YOUR TASK:
Please reproduce every record, keeping each one exactly as written.

┄┄┄┄┄┄┄┄┄┄

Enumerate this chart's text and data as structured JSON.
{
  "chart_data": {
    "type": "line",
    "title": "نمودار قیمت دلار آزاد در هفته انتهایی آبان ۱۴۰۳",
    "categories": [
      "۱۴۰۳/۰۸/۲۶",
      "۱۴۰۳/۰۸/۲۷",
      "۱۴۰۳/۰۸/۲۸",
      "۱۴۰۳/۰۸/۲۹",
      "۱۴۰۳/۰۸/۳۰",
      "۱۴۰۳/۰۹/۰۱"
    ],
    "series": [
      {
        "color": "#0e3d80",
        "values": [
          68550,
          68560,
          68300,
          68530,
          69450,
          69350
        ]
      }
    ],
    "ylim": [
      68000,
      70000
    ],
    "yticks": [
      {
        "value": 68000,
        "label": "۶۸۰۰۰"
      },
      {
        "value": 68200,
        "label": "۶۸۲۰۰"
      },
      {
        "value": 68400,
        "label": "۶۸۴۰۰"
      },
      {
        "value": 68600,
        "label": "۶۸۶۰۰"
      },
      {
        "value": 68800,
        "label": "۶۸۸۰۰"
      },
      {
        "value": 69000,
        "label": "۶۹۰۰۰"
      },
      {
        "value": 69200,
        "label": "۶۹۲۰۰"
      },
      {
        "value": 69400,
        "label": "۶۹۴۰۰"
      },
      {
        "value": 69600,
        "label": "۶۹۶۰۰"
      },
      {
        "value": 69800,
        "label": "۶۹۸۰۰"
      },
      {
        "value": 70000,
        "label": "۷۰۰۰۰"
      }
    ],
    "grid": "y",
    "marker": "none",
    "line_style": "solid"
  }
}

┄┄┄┄┄┄┄┄┄┄

IN RESPONSE:
Enumerate this chart's text and data as structured JSON.
{
  "chart_data": {
    "type": "line",
    "title": "نمودار قیمت دلار آزاد در هفته انتهایی آبان ۱۴۰۳",
    "categories": [
      "۱۴۰۳/۰۸/۲۶",
      "۱۴۰۳/۰۸/۲۷",
      "۱۴۰۳/۰۸/۲۸",
      "۱۴۰۳/۰۸/۲۹",
      "۱۴۰۳/۰۸/۳۰",
      "۱۴۰۳/۰۹/۰۱"
    ],
    "series": [
      {
        "color": "#0e3d80",
        "values": [
          68550,
          68560,
          68300,
          68530,
          69450,
          69350
        ]
      }
    ],
    "ylim": [
      68000,
      70000
    ],
    "yticks": [
      {
        "value": 68000,
        "label": "۶۸۰۰۰"
      },
      {
        "value": 68200,
        "label": "۶۸۲۰۰"
      },
      {
        "value": 68400,
        "label": "۶۸۴۰۰"
      },
      {
        "value": 68600,
        "label": "۶۸۶۰۰"
      },
      {
        "value": 68800,
        "label": "۶۸۸۰۰"
      },
      {
        "value": 69000,
        "label": "۶۹۰۰۰"
      },
      {
        "value": 69200,
        "label": "۶۹۲۰۰"
      },
      {
        "value": 69400,
        "label": "۶۹۴۰۰"
      },
      {
        "value": 69600,
        "label": "۶۹۶۰۰"
      },
      {
        "value": 69800,
        "label": "۶۹۸۰۰"
      },
      {
        "value": 70000,
        "label": "۷۰۰۰۰"
      }
    ],
    "grid": "y",
    "marker": "none",
    "line_style": "solid"
  }
}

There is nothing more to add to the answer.